» **Given request**
Convert every line of the data below into a JSON list of strings, one string per line, skipping blank lines. Leave out the pictures.

» **Raw data**
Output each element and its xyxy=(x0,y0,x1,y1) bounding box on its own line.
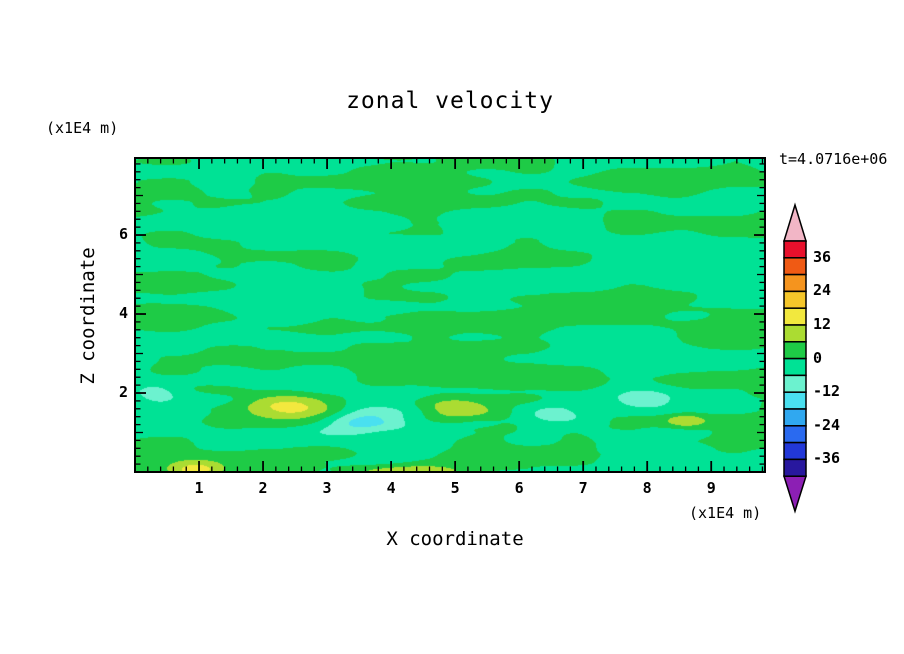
colorbar-over-arrow xyxy=(782,202,808,242)
colorbar-segment xyxy=(783,374,807,393)
colorbar-segment xyxy=(783,458,807,477)
x-tick-label: 1 xyxy=(194,479,204,497)
contour-field-canvas xyxy=(135,158,765,472)
y-tick-label: 6 xyxy=(118,225,128,244)
time-annotation: t=4.0716e+06 xyxy=(779,150,888,168)
x-tick-label: 5 xyxy=(450,479,460,497)
x-tick-label: 8 xyxy=(642,479,652,497)
x-tick-label: 3 xyxy=(322,479,332,497)
colorbar-segment xyxy=(783,273,807,293)
x-tick-label: 7 xyxy=(578,479,588,497)
colorbar-segment xyxy=(783,240,807,259)
plot-frame xyxy=(134,157,766,473)
colorbar-segment xyxy=(783,341,807,360)
colorbar-tick-label: -12 xyxy=(813,382,841,401)
y-axis-units-label: (x1E4 m) xyxy=(46,119,119,137)
x-tick-label: 4 xyxy=(386,479,396,497)
x-tick-label: 2 xyxy=(258,479,268,497)
chart-title: zonal velocity xyxy=(346,88,554,114)
x-axis-units-label: (x1E4 m) xyxy=(689,504,762,522)
colorbar-under-arrow xyxy=(782,475,808,514)
colorbar-tick-label: 12 xyxy=(813,315,832,333)
y-tick-label: 2 xyxy=(118,383,128,401)
colorbar-segment xyxy=(783,391,807,410)
y-tick-label: 4 xyxy=(118,304,128,322)
colorbar-tick-label: 0 xyxy=(813,348,823,367)
colorbar-tick-label: 36 xyxy=(813,247,832,266)
colorbar-segment xyxy=(783,324,807,343)
colorbar-segment xyxy=(783,408,807,427)
x-tick-label: 9 xyxy=(706,479,716,497)
colorbar-segment xyxy=(783,441,807,461)
colorbar-segment xyxy=(783,425,807,444)
colorbar-segment xyxy=(783,290,807,309)
colorbar-tick-label: -24 xyxy=(813,415,841,434)
colorbar-segment xyxy=(783,357,807,377)
x-tick-label: 6 xyxy=(514,479,524,497)
colorbar-segment xyxy=(783,257,807,276)
colorbar-tick-label: -36 xyxy=(813,449,841,468)
colorbar-segment xyxy=(783,307,807,326)
colorbar-tick-label: 24 xyxy=(813,281,832,300)
x-axis-title: X coordinate xyxy=(386,528,524,550)
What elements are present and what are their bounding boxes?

» **Complete output**
[
  "Output each element and its xyxy=(x0,y0,x1,y1) bounding box on its own line.",
  "colorbar-over-arrow xyxy=(782,202,808,242)",
  "colorbar-segment xyxy=(783,374,807,393)",
  "colorbar-segment xyxy=(783,458,807,477)",
  "x-tick-label: 1 xyxy=(194,479,204,497)",
  "contour-field-canvas xyxy=(135,158,765,472)",
  "y-tick-label: 6 xyxy=(118,225,128,244)",
  "time-annotation: t=4.0716e+06 xyxy=(779,150,888,168)",
  "x-tick-label: 5 xyxy=(450,479,460,497)",
  "x-tick-label: 8 xyxy=(642,479,652,497)",
  "x-tick-label: 3 xyxy=(322,479,332,497)",
  "colorbar-segment xyxy=(783,273,807,293)",
  "x-tick-label: 7 xyxy=(578,479,588,497)",
  "colorbar-segment xyxy=(783,240,807,259)",
  "plot-frame xyxy=(134,157,766,473)",
  "colorbar-segment xyxy=(783,341,807,360)",
  "colorbar-tick-label: -12 xyxy=(813,382,841,401)",
  "y-axis-units-label: (x1E4 m) xyxy=(46,119,119,137)",
  "x-tick-label: 4 xyxy=(386,479,396,497)",
  "x-tick-label: 2 xyxy=(258,479,268,497)",
  "chart-title: zonal velocity xyxy=(346,88,554,114)",
  "x-axis-units-label: (x1E4 m) xyxy=(689,504,762,522)",
  "colorbar-under-arrow xyxy=(782,475,808,514)",
  "colorbar-tick-label: 12 xyxy=(813,315,832,333)",
  "y-tick-label: 2 xyxy=(118,383,128,401)",
  "colorbar-segment xyxy=(783,391,807,410)",
  "y-tick-label: 4 xyxy=(118,304,128,322)",
  "colorbar-tick-label: 0 xyxy=(813,348,823,367)",
  "colorbar-tick-label: 36 xyxy=(813,247,832,266)",
  "colorbar-segment xyxy=(783,324,807,343)",
  "colorbar-segment xyxy=(783,408,807,427)",
  "x-tick-label: 9 xyxy=(706,479,716,497)",
  "colorbar-segment xyxy=(783,441,807,461)",
  "colorbar-segment xyxy=(783,425,807,444)",
  "colorbar-segment xyxy=(783,290,807,309)",
  "colorbar-tick-label: -24 xyxy=(813,415,841,434)",
  "colorbar-segment xyxy=(783,357,807,377)",
  "x-tick-label: 6 xyxy=(514,479,524,497)",
  "colorbar-segment xyxy=(783,257,807,276)",
  "colorbar-tick-label: -36 xyxy=(813,449,841,468)",
  "colorbar-segment xyxy=(783,307,807,326)",
  "colorbar-tick-label: 24 xyxy=(813,281,832,300)",
  "x-axis-title: X coordinate xyxy=(386,528,524,550)",
  "What elements are present and what are their bounding boxes?"
]